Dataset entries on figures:
---
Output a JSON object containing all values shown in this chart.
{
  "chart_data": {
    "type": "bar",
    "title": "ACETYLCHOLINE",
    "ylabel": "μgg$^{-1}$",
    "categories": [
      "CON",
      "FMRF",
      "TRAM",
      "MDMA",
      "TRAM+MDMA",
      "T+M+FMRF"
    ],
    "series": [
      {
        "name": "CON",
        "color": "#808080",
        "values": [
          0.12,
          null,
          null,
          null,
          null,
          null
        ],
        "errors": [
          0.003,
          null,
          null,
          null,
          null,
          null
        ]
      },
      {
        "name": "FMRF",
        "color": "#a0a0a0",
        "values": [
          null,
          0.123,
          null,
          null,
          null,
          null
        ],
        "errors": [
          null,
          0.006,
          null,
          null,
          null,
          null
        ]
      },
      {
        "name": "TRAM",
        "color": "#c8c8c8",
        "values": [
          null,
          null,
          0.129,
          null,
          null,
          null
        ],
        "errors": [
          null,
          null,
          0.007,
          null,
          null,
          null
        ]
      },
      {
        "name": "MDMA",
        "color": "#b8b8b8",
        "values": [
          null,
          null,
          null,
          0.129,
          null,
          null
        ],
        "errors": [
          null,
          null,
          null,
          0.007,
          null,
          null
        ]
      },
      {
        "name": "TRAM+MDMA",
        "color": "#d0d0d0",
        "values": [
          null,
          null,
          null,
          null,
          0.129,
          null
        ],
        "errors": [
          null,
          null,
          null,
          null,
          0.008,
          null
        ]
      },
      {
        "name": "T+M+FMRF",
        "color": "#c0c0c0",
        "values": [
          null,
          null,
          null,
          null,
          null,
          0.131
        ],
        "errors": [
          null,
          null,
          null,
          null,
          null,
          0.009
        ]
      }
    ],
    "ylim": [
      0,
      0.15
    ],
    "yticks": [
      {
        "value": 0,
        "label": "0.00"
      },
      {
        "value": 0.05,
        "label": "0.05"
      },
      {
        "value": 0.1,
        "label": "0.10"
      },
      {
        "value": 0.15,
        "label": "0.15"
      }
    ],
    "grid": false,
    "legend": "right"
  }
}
---
#### [Set problem]
Output the lines above verbatim and in full.

#### [Result for this task]
Output a JSON object containing all values shown in this chart.
{
  "chart_data": {
    "type": "bar",
    "title": "ACETYLCHOLINE",
    "ylabel": "μgg$^{-1}$",
    "categories": [
      "CON",
      "FMRF",
      "TRAM",
      "MDMA",
      "TRAM+MDMA",
      "T+M+FMRF"
    ],
    "series": [
      {
        "name": "CON",
        "color": "#808080",
        "values": [
          0.12,
          null,
          null,
          null,
          null,
          null
        ],
        "errors": [
          0.003,
          null,
          null,
          null,
          null,
          null
        ]
      },
      {
        "name": "FMRF",
        "color": "#a0a0a0",
        "values": [
          null,
          0.123,
          null,
          null,
          null,
          null
        ],
        "errors": [
          null,
          0.006,
          null,
          null,
          null,
          null
        ]
      },
      {
        "name": "TRAM",
        "color": "#c8c8c8",
        "values": [
          null,
          null,
          0.129,
          null,
          null,
          null
        ],
        "errors": [
          null,
          null,
          0.007,
          null,
          null,
          null
        ]
      },
      {
        "name": "MDMA",
        "color": "#b8b8b8",
        "values": [
          null,
          null,
          null,
          0.129,
          null,
          null
        ],
        "errors": [
          null,
          null,
          null,
          0.007,
          null,
          null
        ]
      },
      {
        "name": "TRAM+MDMA",
        "color": "#d0d0d0",
        "values": [
          null,
          null,
          null,
          null,
          0.129,
          null
        ],
        "errors": [
          null,
          null,
          null,
          null,
          0.008,
          null
        ]
      },
      {
        "name": "T+M+FMRF",
        "color": "#c0c0c0",
        "values": [
          null,
          null,
          null,
          null,
          null,
          0.131
        ],
        "errors": [
          null,
          null,
          null,
          null,
          null,
          0.009
        ]
      }
    ],
    "ylim": [
      0,
      0.15
    ],
    "yticks": [
      {
        "value": 0,
        "label": "0.00"
      },
      {
        "value": 0.05,
        "label": "0.05"
      },
      {
        "value": 0.1,
        "label": "0.10"
      },
      {
        "value": 0.15,
        "label": "0.15"
      }
    ],
    "grid": false,
    "legend": "right"
  }
}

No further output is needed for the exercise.